Dataset records:

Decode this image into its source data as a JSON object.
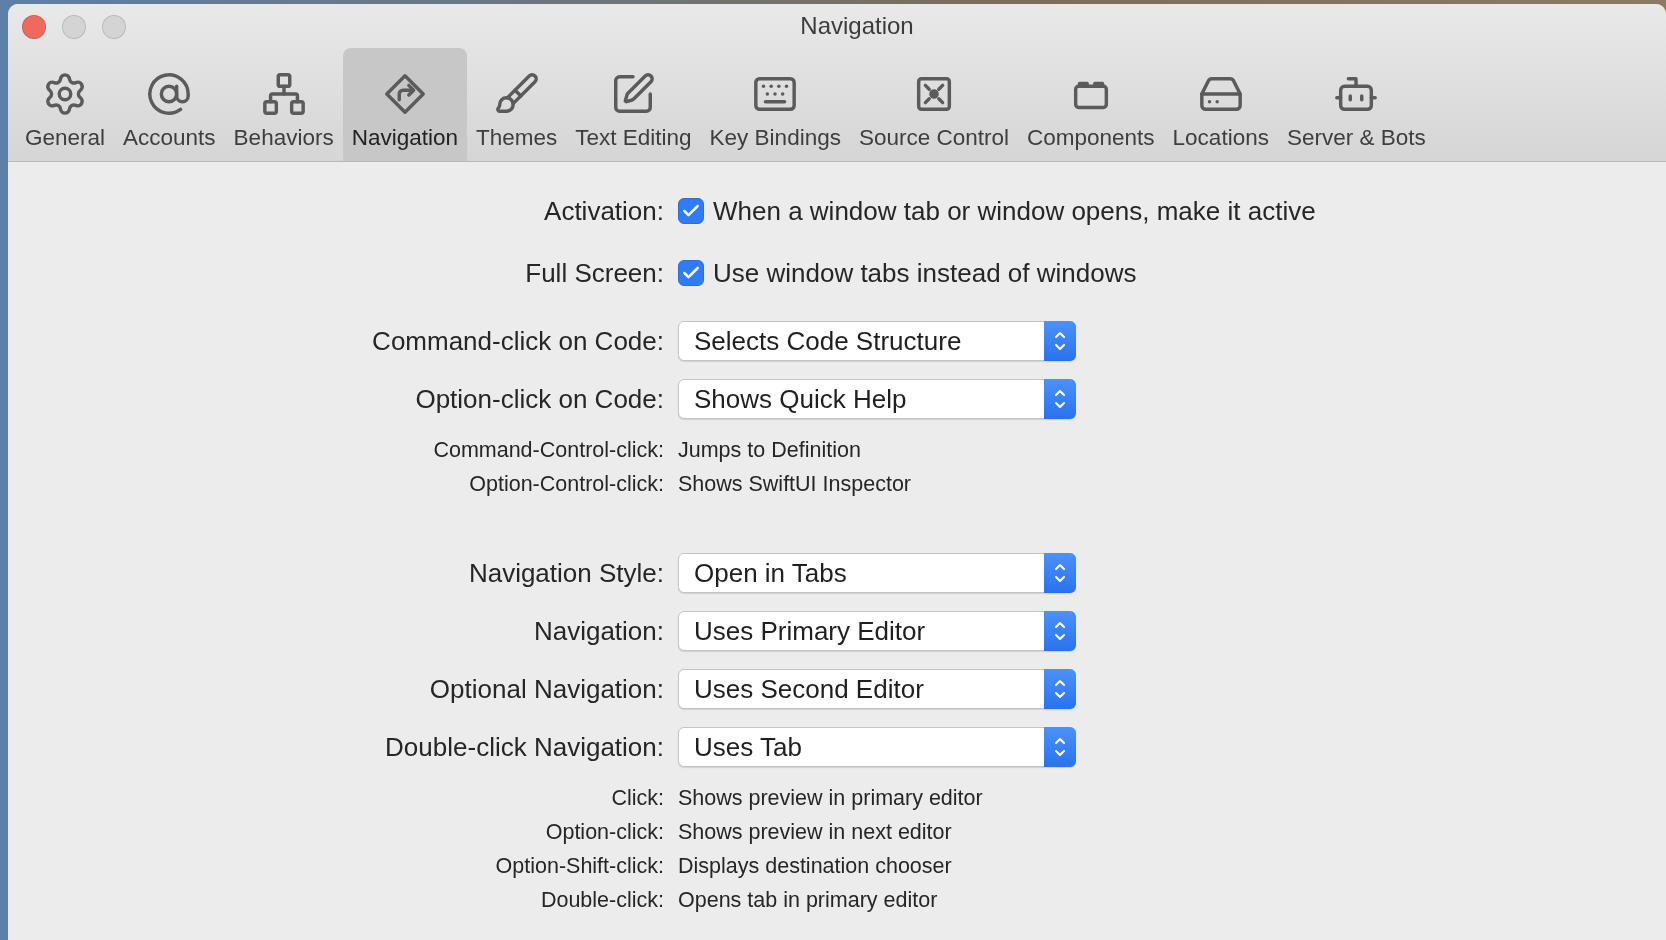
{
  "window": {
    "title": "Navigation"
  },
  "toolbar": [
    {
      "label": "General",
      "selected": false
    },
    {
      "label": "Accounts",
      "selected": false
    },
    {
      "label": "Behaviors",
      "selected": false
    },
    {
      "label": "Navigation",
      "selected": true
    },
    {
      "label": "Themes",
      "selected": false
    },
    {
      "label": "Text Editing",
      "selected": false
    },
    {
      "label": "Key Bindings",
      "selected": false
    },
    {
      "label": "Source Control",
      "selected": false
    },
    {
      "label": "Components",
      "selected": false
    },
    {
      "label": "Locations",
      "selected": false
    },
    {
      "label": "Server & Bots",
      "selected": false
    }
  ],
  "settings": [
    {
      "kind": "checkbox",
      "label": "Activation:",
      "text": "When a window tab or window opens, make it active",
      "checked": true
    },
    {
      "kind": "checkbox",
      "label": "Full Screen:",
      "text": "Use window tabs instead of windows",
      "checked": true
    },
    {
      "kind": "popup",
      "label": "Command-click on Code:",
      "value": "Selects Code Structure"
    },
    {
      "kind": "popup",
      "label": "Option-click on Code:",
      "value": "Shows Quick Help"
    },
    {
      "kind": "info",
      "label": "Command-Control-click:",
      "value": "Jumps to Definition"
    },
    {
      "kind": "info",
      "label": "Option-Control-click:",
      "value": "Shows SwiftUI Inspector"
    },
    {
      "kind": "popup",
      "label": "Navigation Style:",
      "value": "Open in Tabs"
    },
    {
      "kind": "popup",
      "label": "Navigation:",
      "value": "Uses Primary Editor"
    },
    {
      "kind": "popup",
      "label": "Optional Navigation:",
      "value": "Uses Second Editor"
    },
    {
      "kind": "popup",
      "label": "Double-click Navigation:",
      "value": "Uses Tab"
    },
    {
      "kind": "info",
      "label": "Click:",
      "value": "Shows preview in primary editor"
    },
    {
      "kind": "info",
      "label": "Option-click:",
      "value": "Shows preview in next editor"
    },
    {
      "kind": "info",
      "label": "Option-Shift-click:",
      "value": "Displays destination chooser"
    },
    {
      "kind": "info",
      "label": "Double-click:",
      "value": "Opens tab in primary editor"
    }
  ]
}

## Task
Search the entries for the word "Shows" and copy every line that has it.

## Solved exercise
      "value": "Shows Quick Help"
      "value": "Shows SwiftUI Inspector"
      "value": "Shows preview in primary editor"
      "value": "Shows preview in next editor"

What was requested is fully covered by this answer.